──────── Stored rows

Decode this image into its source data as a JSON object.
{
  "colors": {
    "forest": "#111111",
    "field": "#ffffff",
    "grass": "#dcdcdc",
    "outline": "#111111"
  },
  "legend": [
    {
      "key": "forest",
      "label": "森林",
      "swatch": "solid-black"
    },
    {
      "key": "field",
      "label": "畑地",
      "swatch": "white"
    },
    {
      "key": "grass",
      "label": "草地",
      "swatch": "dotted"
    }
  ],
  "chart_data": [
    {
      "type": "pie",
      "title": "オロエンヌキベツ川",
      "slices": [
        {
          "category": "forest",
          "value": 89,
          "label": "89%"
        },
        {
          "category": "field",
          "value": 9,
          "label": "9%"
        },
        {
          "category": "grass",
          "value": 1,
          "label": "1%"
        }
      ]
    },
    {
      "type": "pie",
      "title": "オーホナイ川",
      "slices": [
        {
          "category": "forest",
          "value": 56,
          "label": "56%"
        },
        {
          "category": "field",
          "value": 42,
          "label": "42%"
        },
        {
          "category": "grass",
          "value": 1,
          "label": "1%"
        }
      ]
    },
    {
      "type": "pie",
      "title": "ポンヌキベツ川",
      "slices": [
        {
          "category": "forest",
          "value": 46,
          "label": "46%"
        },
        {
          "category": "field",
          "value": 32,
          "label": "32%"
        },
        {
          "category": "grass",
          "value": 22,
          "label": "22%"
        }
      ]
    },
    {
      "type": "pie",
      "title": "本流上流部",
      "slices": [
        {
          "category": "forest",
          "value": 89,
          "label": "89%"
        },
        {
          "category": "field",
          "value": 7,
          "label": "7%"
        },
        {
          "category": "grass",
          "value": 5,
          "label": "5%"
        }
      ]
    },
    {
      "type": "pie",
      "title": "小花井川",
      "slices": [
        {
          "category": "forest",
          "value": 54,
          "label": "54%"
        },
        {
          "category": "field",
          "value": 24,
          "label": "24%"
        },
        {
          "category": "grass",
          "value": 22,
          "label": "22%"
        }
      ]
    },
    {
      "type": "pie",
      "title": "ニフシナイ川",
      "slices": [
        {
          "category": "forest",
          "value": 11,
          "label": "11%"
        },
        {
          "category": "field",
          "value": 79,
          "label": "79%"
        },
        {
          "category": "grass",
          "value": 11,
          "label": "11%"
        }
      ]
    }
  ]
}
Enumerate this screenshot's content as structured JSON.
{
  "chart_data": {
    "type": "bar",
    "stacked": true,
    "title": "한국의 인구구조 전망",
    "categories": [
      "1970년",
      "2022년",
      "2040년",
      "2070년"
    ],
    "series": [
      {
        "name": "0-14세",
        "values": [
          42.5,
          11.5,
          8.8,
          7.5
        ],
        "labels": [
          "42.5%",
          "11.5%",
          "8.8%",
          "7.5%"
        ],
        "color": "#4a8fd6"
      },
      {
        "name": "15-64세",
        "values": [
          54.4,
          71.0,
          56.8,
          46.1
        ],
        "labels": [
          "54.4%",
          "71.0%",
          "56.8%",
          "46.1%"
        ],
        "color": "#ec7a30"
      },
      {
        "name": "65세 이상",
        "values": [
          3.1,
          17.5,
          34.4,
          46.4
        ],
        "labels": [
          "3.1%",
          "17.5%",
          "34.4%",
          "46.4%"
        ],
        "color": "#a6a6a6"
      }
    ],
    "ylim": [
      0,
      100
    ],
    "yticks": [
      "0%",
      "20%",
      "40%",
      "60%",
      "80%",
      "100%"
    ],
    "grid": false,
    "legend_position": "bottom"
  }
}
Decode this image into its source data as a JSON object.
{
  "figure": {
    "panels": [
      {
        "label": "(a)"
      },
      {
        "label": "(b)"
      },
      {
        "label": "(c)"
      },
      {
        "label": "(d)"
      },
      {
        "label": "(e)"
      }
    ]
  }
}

────────────────

- [What is expected] Copy out each line above, character for character.

- [Solution below]
Decode this image into its source data as a JSON object.
{
  "colors": {
    "forest": "#111111",
    "field": "#ffffff",
    "grass": "#dcdcdc",
    "outline": "#111111"
  },
  "legend": [
    {
      "key": "forest",
      "label": "森林",
      "swatch": "solid-black"
    },
    {
      "key": "field",
      "label": "畑地",
      "swatch": "white"
    },
    {
      "key": "grass",
      "label": "草地",
      "swatch": "dotted"
    }
  ],
  "chart_data": [
    {
      "type": "pie",
      "title": "オロエンヌキベツ川",
      "slices": [
        {
          "category": "forest",
          "value": 89,
          "label": "89%"
        },
        {
          "category": "field",
          "value": 9,
          "label": "9%"
        },
        {
          "category": "grass",
          "value": 1,
          "label": "1%"
        }
      ]
    },
    {
      "type": "pie",
      "title": "オーホナイ川",
      "slices": [
        {
          "category": "forest",
          "value": 56,
          "label": "56%"
        },
        {
          "category": "field",
          "value": 42,
          "label": "42%"
        },
        {
          "category": "grass",
          "value": 1,
          "label": "1%"
        }
      ]
    },
    {
      "type": "pie",
      "title": "ポンヌキベツ川",
      "slices": [
        {
          "category": "forest",
          "value": 46,
          "label": "46%"
        },
        {
          "category": "field",
          "value": 32,
          "label": "32%"
        },
        {
          "category": "grass",
          "value": 22,
          "label": "22%"
        }
      ]
    },
    {
      "type": "pie",
      "title": "本流上流部",
      "slices": [
        {
          "category": "forest",
          "value": 89,
          "label": "89%"
        },
        {
          "category": "field",
          "value": 7,
          "label": "7%"
        },
        {
          "category": "grass",
          "value": 5,
          "label": "5%"
        }
      ]
    },
    {
      "type": "pie",
      "title": "小花井川",
      "slices": [
        {
          "category": "forest",
          "value": 54,
          "label": "54%"
        },
        {
          "category": "field",
          "value": 24,
          "label": "24%"
        },
        {
          "category": "grass",
          "value": 22,
          "label": "22%"
        }
      ]
    },
    {
      "type": "pie",
      "title": "ニフシナイ川",
      "slices": [
        {
          "category": "forest",
          "value": 11,
          "label": "11%"
        },
        {
          "category": "field",
          "value": 79,
          "label": "79%"
        },
        {
          "category": "grass",
          "value": 11,
          "label": "11%"
        }
      ]
    }
  ]
}
Enumerate this screenshot's content as structured JSON.
{
  "chart_data": {
    "type": "bar",
    "stacked": true,
    "title": "한국의 인구구조 전망",
    "categories": [
      "1970년",
      "2022년",
      "2040년",
      "2070년"
    ],
    "series": [
      {
        "name": "0-14세",
        "values": [
          42.5,
          11.5,
          8.8,
          7.5
        ],
        "labels": [
          "42.5%",
          "11.5%",
          "8.8%",
          "7.5%"
        ],
        "color": "#4a8fd6"
      },
      {
        "name": "15-64세",
        "values": [
          54.4,
          71.0,
          56.8,
          46.1
        ],
        "labels": [
          "54.4%",
          "71.0%",
          "56.8%",
          "46.1%"
        ],
        "color": "#ec7a30"
      },
      {
        "name": "65세 이상",
        "values": [
          3.1,
          17.5,
          34.4,
          46.4
        ],
        "labels": [
          "3.1%",
          "17.5%",
          "34.4%",
          "46.4%"
        ],
        "color": "#a6a6a6"
      }
    ],
    "ylim": [
      0,
      100
    ],
    "yticks": [
      "0%",
      "20%",
      "40%",
      "60%",
      "80%",
      "100%"
    ],
    "grid": false,
    "legend_position": "bottom"
  }
}
Decode this image into its source data as a JSON object.
{
  "figure": {
    "panels": [
      {
        "label": "(a)"
      },
      {
        "label": "(b)"
      },
      {
        "label": "(c)"
      },
      {
        "label": "(d)"
      },
      {
        "label": "(e)"
      }
    ]
  }
}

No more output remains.